Brief
Go through the listing and copy each line with the string "structure".

Collected data entries

****

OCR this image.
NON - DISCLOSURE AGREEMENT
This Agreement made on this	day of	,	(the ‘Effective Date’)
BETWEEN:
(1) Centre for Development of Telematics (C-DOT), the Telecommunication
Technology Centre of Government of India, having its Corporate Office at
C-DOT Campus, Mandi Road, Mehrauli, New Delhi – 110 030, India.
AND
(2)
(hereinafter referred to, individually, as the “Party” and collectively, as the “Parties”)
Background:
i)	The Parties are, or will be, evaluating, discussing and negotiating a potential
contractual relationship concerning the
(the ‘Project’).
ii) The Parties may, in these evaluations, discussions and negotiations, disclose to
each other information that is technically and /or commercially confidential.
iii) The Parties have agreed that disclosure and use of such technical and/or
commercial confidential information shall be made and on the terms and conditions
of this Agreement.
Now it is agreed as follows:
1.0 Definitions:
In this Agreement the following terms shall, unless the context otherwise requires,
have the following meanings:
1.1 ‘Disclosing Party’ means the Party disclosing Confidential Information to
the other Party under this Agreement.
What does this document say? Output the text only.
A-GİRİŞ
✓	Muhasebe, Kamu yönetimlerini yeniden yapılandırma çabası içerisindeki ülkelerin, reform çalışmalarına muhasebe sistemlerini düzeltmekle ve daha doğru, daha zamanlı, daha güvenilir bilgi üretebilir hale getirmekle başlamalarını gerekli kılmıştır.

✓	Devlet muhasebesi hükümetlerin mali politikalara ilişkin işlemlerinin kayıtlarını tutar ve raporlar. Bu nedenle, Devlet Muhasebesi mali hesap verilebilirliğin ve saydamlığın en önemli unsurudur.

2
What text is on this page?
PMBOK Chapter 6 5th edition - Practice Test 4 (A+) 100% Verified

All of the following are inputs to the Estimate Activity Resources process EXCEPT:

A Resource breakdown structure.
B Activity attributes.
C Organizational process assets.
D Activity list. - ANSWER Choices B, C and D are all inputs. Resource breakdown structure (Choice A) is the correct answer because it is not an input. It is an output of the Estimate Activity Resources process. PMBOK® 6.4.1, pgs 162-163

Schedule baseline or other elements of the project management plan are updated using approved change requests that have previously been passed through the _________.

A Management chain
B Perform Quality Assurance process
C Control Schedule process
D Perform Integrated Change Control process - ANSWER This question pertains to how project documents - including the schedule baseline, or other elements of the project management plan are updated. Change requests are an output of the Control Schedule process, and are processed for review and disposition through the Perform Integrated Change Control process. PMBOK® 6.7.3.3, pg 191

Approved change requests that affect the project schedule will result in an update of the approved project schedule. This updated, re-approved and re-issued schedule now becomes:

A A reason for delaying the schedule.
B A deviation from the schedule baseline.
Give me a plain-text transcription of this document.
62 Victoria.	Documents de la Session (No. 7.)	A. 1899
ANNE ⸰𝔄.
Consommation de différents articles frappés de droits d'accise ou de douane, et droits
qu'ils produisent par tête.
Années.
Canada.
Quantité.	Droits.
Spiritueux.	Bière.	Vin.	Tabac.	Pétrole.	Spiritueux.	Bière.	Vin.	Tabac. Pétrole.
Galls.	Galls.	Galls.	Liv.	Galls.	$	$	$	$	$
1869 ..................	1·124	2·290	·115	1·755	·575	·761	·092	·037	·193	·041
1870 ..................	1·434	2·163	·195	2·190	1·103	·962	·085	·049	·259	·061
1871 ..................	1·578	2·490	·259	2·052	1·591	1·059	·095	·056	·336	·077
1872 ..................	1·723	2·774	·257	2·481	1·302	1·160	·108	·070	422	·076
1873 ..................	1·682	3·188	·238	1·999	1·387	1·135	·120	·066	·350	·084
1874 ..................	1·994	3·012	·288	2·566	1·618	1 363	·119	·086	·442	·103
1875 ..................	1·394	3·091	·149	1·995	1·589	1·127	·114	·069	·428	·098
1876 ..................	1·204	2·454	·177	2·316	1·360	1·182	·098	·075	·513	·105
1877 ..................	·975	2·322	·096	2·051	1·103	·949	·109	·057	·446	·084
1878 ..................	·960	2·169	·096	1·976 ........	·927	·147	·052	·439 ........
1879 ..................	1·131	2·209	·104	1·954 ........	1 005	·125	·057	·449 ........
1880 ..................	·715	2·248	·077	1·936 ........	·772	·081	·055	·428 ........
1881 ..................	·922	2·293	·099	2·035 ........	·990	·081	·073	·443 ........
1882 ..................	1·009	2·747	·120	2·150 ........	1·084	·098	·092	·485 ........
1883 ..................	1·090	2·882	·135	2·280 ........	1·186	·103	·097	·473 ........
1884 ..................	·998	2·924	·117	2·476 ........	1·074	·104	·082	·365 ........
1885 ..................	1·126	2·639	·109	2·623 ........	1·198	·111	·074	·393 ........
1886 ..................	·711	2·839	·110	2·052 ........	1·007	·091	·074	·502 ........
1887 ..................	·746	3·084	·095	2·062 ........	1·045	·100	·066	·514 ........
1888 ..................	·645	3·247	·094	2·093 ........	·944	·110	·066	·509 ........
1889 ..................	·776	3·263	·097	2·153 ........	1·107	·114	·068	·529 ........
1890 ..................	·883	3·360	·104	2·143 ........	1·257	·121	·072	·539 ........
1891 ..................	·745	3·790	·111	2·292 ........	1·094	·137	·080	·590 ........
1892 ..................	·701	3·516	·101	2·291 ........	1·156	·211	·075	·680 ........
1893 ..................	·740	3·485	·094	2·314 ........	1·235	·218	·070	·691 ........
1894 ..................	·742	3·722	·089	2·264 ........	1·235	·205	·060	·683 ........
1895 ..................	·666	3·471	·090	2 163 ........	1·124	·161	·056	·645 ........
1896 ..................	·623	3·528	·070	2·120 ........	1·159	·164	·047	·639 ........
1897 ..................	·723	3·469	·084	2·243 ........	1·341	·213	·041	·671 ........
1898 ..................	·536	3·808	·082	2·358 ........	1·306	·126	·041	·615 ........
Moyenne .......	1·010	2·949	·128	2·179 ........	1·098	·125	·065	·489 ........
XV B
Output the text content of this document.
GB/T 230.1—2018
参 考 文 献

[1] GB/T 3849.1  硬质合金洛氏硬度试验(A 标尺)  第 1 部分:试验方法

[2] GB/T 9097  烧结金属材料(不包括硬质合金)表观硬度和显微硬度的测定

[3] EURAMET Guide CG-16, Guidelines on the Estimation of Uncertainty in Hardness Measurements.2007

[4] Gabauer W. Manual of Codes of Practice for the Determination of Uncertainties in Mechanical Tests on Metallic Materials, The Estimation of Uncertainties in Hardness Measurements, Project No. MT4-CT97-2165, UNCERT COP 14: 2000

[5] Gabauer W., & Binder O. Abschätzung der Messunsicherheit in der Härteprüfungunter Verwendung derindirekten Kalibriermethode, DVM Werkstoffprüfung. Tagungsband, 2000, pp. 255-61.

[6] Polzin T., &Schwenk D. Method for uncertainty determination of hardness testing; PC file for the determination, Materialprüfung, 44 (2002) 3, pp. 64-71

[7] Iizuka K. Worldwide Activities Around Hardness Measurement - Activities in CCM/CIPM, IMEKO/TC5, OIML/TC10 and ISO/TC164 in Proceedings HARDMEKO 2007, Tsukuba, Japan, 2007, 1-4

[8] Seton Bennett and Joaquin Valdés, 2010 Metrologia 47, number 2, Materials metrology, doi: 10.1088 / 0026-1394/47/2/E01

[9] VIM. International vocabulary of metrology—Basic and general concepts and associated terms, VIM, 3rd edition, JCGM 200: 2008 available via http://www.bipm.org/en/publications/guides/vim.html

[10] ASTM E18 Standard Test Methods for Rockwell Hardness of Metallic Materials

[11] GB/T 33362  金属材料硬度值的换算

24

****

The response
A Resource breakdown structure.
D Activity list. - ANSWER Choices B, C and D are all inputs. Resource breakdown structure (Choice A) is the correct answer because it is not an input. It is an output of the Estimate Activity Resources process. PMBOK® 6.4.1, pgs 162-163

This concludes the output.